STATED GOAL →
Report only the number of lines in this material that include the string "είναι".

_ _ _ _ _ _ _

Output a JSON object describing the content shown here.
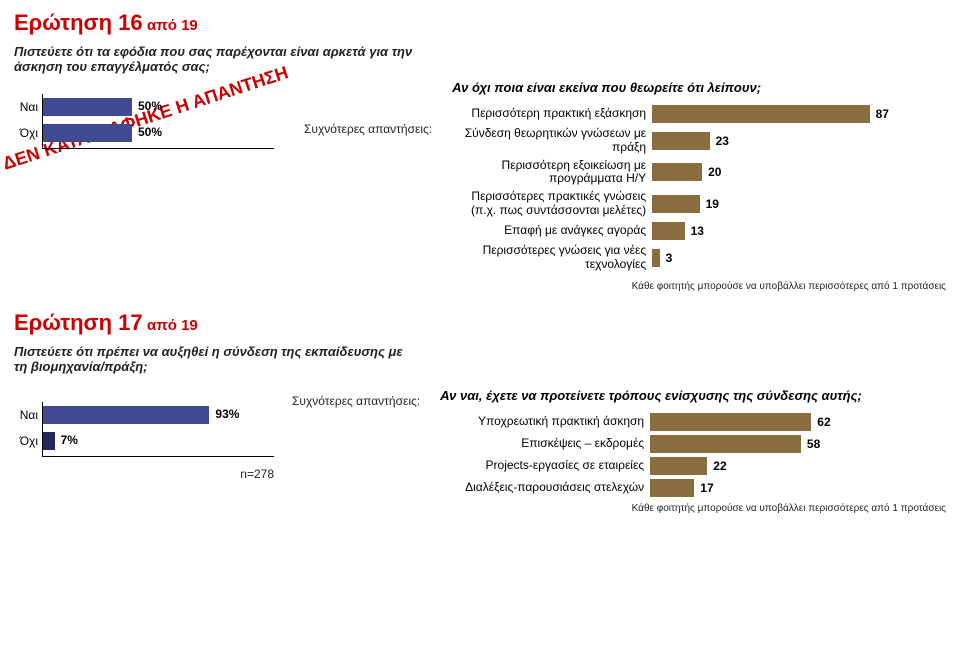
{
  "colors": {
    "accent": "#cc0000",
    "bar1": "#3f4a93",
    "bar1b": "#25265e",
    "bar2": "#8c6d3f",
    "bg": "#ffffff",
    "text": "#222222"
  },
  "q16": {
    "title_main": "Ερώτηση 16",
    "title_sub": "από 19",
    "question": "Πιστεύετε ότι τα εφόδια που σας παρέχονται είναι αρκετά για την άσκηση του επαγγέλματός σας;",
    "stamp": "ΔΕΝ ΚΑΤΑΓΡΑΦΗΚΕ Η ΑΠΑΝΤΗΣΗ",
    "yesno": {
      "rows": [
        {
          "label": "Ναι",
          "pct": 50
        },
        {
          "label": "Όχι",
          "pct": 50
        }
      ],
      "bar_color": "#3f4a93",
      "max": 100
    },
    "freq_label": "Συχνότερες απαντήσεις:",
    "sub_question": "Αν όχι ποια είναι εκείνα που θεωρείτε ότι λείπουν;",
    "hbar": {
      "label_width": 200,
      "track_width": 250,
      "bar_color": "#8c6d3f",
      "max": 100,
      "rows": [
        {
          "label": "Περισσότερη πρακτική εξάσκηση",
          "val": 87
        },
        {
          "label": "Σύνδεση θεωρητικών γνώσεων με πράξη",
          "val": 23
        },
        {
          "label": "Περισσότερη εξοικείωση με προγράμματα Η/Υ",
          "val": 20
        },
        {
          "label": "Περισσότερες πρακτικές γνώσεις (π.χ. πως συντάσσονται μελέτες)",
          "val": 19
        },
        {
          "label": "Επαφή με ανάγκες αγοράς",
          "val": 13
        },
        {
          "label": "Περισσότερες γνώσεις για νέες τεχνολογίες",
          "val": 3
        }
      ]
    },
    "footnote": "Κάθε φοιτητής μπορούσε να υποβάλλει περισσότερες από 1 προτάσεις"
  },
  "q17": {
    "title_main": "Ερώτηση 17",
    "title_sub": "από 19",
    "question": "Πιστεύετε ότι πρέπει να αυξηθεί η σύνδεση της εκπαίδευσης με τη βιομηχανία/πράξη;",
    "yesno": {
      "rows": [
        {
          "label": "Ναι",
          "pct": 93
        },
        {
          "label": "Όχι",
          "pct": 7
        }
      ],
      "bar_color_top": "#3f4a93",
      "bar_color_bot": "#25265e",
      "max": 100
    },
    "n_note": "n=278",
    "freq_label": "Συχνότερες απαντήσεις:",
    "sub_question": "Αν ναι, έχετε να προτείνετε τρόπους ενίσχυσης της σύνδεσης αυτής;",
    "hbar": {
      "label_width": 210,
      "track_width": 260,
      "bar_color": "#8c6d3f",
      "max": 100,
      "rows": [
        {
          "label": "Υποχρεωτική πρακτική άσκηση",
          "val": 62
        },
        {
          "label": "Επισκέψεις – εκδρομές",
          "val": 58
        },
        {
          "label": "Projects-εργασίες σε εταιρείες",
          "val": 22
        },
        {
          "label": "Διαλέξεις-παρουσιάσεις στελεχών",
          "val": 17
        }
      ]
    },
    "footnote": "Κάθε φοιτητής μπορούσε να υποβάλλει περισσότερες από 1 προτάσεις"
  }
}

_ _ _ _ _ _ _

OUTPUT BELOW →
2